* **BRIEF**
Give the number of lines in the listing below that include the word "ylabel", with nothing more.

* **EXTRACTED INFORMATION**
────
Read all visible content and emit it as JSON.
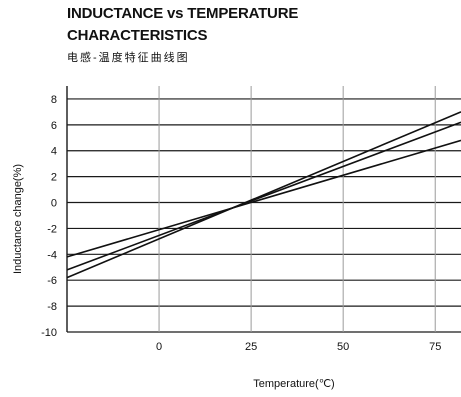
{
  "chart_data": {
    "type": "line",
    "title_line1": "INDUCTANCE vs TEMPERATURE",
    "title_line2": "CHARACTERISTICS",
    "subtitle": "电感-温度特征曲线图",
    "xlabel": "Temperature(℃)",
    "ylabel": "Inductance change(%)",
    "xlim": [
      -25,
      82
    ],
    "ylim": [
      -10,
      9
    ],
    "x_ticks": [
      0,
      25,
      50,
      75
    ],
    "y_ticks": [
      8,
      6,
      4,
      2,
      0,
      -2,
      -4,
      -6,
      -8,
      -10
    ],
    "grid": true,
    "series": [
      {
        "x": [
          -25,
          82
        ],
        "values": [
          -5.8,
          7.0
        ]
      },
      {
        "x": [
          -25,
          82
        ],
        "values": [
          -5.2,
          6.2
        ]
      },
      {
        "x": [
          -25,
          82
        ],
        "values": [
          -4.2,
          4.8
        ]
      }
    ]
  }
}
────
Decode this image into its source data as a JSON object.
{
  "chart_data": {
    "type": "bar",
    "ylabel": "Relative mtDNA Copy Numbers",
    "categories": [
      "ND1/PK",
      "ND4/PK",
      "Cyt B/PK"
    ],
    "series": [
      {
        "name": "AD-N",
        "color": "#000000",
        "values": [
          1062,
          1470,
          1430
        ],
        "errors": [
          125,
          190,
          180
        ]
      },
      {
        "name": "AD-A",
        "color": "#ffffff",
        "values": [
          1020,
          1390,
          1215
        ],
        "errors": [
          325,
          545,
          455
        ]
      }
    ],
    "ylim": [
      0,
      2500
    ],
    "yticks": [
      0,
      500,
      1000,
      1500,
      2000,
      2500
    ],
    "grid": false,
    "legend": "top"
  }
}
────
* **WRITTEN SOLUTION**
2